§ **WRITTEN EXERCISE**: Write out all the entries word for word, but skip any images.

[Stored items from a collection]

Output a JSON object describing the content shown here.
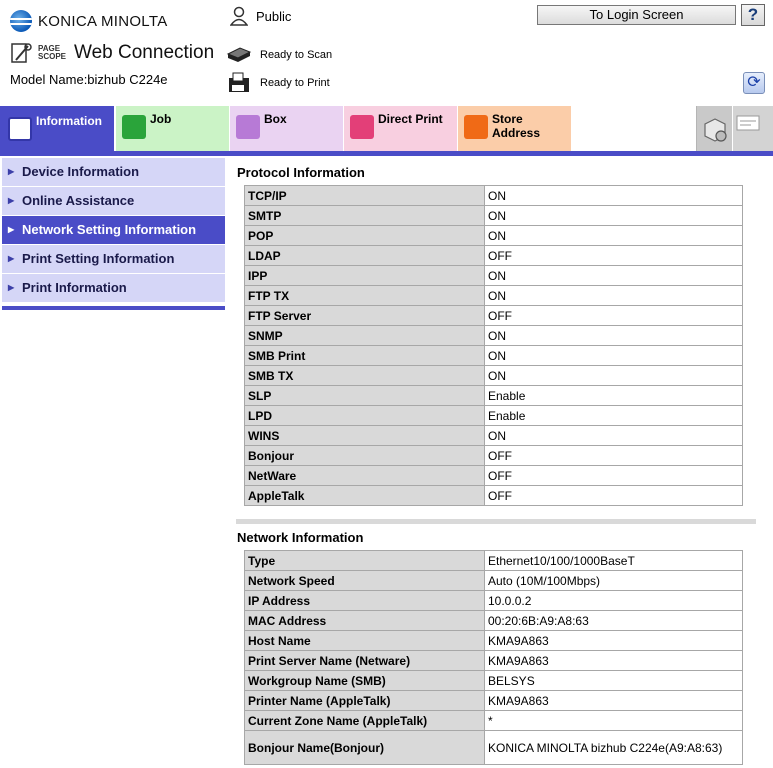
{
  "header": {
    "brand": "KONICA MINOLTA",
    "pagescope_top": "PAGE",
    "pagescope_bottom": "SCOPE",
    "app_title": "Web Connection",
    "model": "Model Name:bizhub C224e",
    "user": "Public",
    "scan_status": "Ready to Scan",
    "print_status": "Ready to Print",
    "login_button": "To Login Screen",
    "help_button": "?"
  },
  "tabs": [
    {
      "label": "Information",
      "color": "#4a4cc7"
    },
    {
      "label": "Job",
      "color": "#cbf3c6"
    },
    {
      "label": "Box",
      "color": "#ead3f2"
    },
    {
      "label": "Direct Print",
      "color": "#f8cfe0"
    },
    {
      "label": "Store Address",
      "color": "#fbcda9"
    }
  ],
  "sidebar": {
    "items": [
      {
        "label": "Device Information",
        "active": false
      },
      {
        "label": "Online Assistance",
        "active": false
      },
      {
        "label": "Network Setting Information",
        "active": true
      },
      {
        "label": "Print Setting Information",
        "active": false
      },
      {
        "label": "Print Information",
        "active": false
      }
    ]
  },
  "protocol": {
    "title": "Protocol Information",
    "rows": [
      {
        "name": "TCP/IP",
        "value": "ON"
      },
      {
        "name": "SMTP",
        "value": "ON"
      },
      {
        "name": "POP",
        "value": "ON"
      },
      {
        "name": "LDAP",
        "value": "OFF"
      },
      {
        "name": "IPP",
        "value": "ON"
      },
      {
        "name": "FTP TX",
        "value": "ON"
      },
      {
        "name": "FTP Server",
        "value": "OFF"
      },
      {
        "name": "SNMP",
        "value": "ON"
      },
      {
        "name": "SMB Print",
        "value": "ON"
      },
      {
        "name": "SMB TX",
        "value": "ON"
      },
      {
        "name": "SLP",
        "value": "Enable"
      },
      {
        "name": "LPD",
        "value": "Enable"
      },
      {
        "name": "WINS",
        "value": "ON"
      },
      {
        "name": "Bonjour",
        "value": "OFF"
      },
      {
        "name": "NetWare",
        "value": "OFF"
      },
      {
        "name": "AppleTalk",
        "value": "OFF"
      }
    ]
  },
  "network": {
    "title": "Network Information",
    "rows": [
      {
        "name": "Type",
        "value": "Ethernet10/100/1000BaseT"
      },
      {
        "name": "Network Speed",
        "value": "Auto (10M/100Mbps)"
      },
      {
        "name": "IP Address",
        "value": "10.0.0.2"
      },
      {
        "name": "MAC Address",
        "value": "00:20:6B:A9:A8:63"
      },
      {
        "name": "Host Name",
        "value": "KMA9A863"
      },
      {
        "name": "Print Server Name (Netware)",
        "value": "KMA9A863"
      },
      {
        "name": "Workgroup Name (SMB)",
        "value": "BELSYS"
      },
      {
        "name": "Printer Name (AppleTalk)",
        "value": "KMA9A863"
      },
      {
        "name": "Current Zone Name (AppleTalk)",
        "value": "*"
      },
      {
        "name": "Bonjour Name(Bonjour)",
        "value": "KONICA MINOLTA bizhub C224e(A9:A8:63)"
      }
    ]
  }
}
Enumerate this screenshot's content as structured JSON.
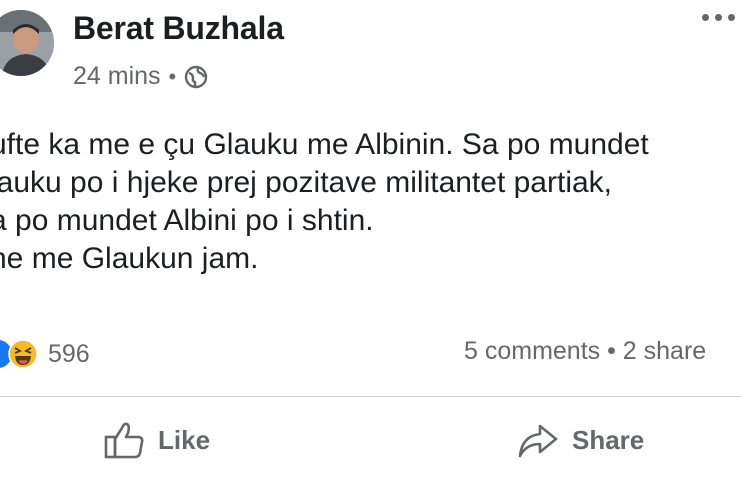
{
  "post": {
    "author": "Berat Buzhala",
    "time": "24 mins",
    "separator": "•",
    "privacy_icon": "globe-icon",
    "lines": [
      "ufte ka me e çu Glauku me Albinin. Sa po mundet",
      "lauku po i hjeke prej pozitave militantet partiak,",
      "a po mundet Albini po i shtin.",
      "ne me Glaukun jam."
    ]
  },
  "reactions": {
    "icons": [
      "like-reaction-icon",
      "haha-reaction-icon"
    ],
    "count": "596"
  },
  "engagement": {
    "summary": "5 comments • 2 share"
  },
  "actions": {
    "like_label": "Like",
    "share_label": "Share"
  },
  "colors": {
    "text": "#1c1e21",
    "secondary": "#65676b",
    "like_blue": "#1877f2",
    "haha_yellow": "#f7b928",
    "divider": "#ced0d4"
  }
}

§ **EXERCISE RESULT**:
Output a JSON object describing the content shown here.
{
  "header": {
    "brand": "KONICA MINOLTA",
    "pagescope_top": "PAGE",
    "pagescope_bottom": "SCOPE",
    "app_title": "Web Connection",
    "model": "Model Name:bizhub C224e",
    "user": "Public",
    "scan_status": "Ready to Scan",
    "print_status": "Ready to Print",
    "login_button": "To Login Screen",
    "help_button": "?"
  },
  "tabs": [
    {
      "label": "Information",
      "color": "#4a4cc7"
    },
    {
      "label": "Job",
      "color": "#cbf3c6"
    },
    {
      "label": "Box",
      "color": "#ead3f2"
    },
    {
      "label": "Direct Print",
      "color": "#f8cfe0"
    },
    {
      "label": "Store Address",
      "color": "#fbcda9"
    }
  ],
  "sidebar": {
    "items": [
      {
        "label": "Device Information",
        "active": false
      },
      {
        "label": "Online Assistance",
        "active": false
      },
      {
        "label": "Network Setting Information",
        "active": true
      },
      {
        "label": "Print Setting Information",
        "active": false
      },
      {
        "label": "Print Information",
        "active": false
      }
    ]
  },
  "protocol": {
    "title": "Protocol Information",
    "rows": [
      {
        "name": "TCP/IP",
        "value": "ON"
      },
      {
        "name": "SMTP",
        "value": "ON"
      },
      {
        "name": "POP",
        "value": "ON"
      },
      {
        "name": "LDAP",
        "value": "OFF"
      },
      {
        "name": "IPP",
        "value": "ON"
      },
      {
        "name": "FTP TX",
        "value": "ON"
      },
      {
        "name": "FTP Server",
        "value": "OFF"
      },
      {
        "name": "SNMP",
        "value": "ON"
      },
      {
        "name": "SMB Print",
        "value": "ON"
      },
      {
        "name": "SMB TX",
        "value": "ON"
      },
      {
        "name": "SLP",
        "value": "Enable"
      },
      {
        "name": "LPD",
        "value": "Enable"
      },
      {
        "name": "WINS",
        "value": "ON"
      },
      {
        "name": "Bonjour",
        "value": "OFF"
      },
      {
        "name": "NetWare",
        "value": "OFF"
      },
      {
        "name": "AppleTalk",
        "value": "OFF"
      }
    ]
  },
  "network": {
    "title": "Network Information",
    "rows": [
      {
        "name": "Type",
        "value": "Ethernet10/100/1000BaseT"
      },
      {
        "name": "Network Speed",
        "value": "Auto (10M/100Mbps)"
      },
      {
        "name": "IP Address",
        "value": "10.0.0.2"
      },
      {
        "name": "MAC Address",
        "value": "00:20:6B:A9:A8:63"
      },
      {
        "name": "Host Name",
        "value": "KMA9A863"
      },
      {
        "name": "Print Server Name (Netware)",
        "value": "KMA9A863"
      },
      {
        "name": "Workgroup Name (SMB)",
        "value": "BELSYS"
      },
      {
        "name": "Printer Name (AppleTalk)",
        "value": "KMA9A863"
      },
      {
        "name": "Current Zone Name (AppleTalk)",
        "value": "*"
      },
      {
        "name": "Bonjour Name(Bonjour)",
        "value": "KONICA MINOLTA bizhub C224e(A9:A8:63)"
      }
    ]
  }
}
Enumerate this screenshot's content as structured JSON.
{
  "post": {
    "author": "Berat Buzhala",
    "time": "24 mins",
    "separator": "•",
    "privacy_icon": "globe-icon",
    "lines": [
      "ufte ka me e çu Glauku me Albinin. Sa po mundet",
      "lauku po i hjeke prej pozitave militantet partiak,",
      "a po mundet Albini po i shtin.",
      "ne me Glaukun jam."
    ]
  },
  "reactions": {
    "icons": [
      "like-reaction-icon",
      "haha-reaction-icon"
    ],
    "count": "596"
  },
  "engagement": {
    "summary": "5 comments • 2 share"
  },
  "actions": {
    "like_label": "Like",
    "share_label": "Share"
  },
  "colors": {
    "text": "#1c1e21",
    "secondary": "#65676b",
    "like_blue": "#1877f2",
    "haha_yellow": "#f7b928",
    "divider": "#ced0d4"
  }
}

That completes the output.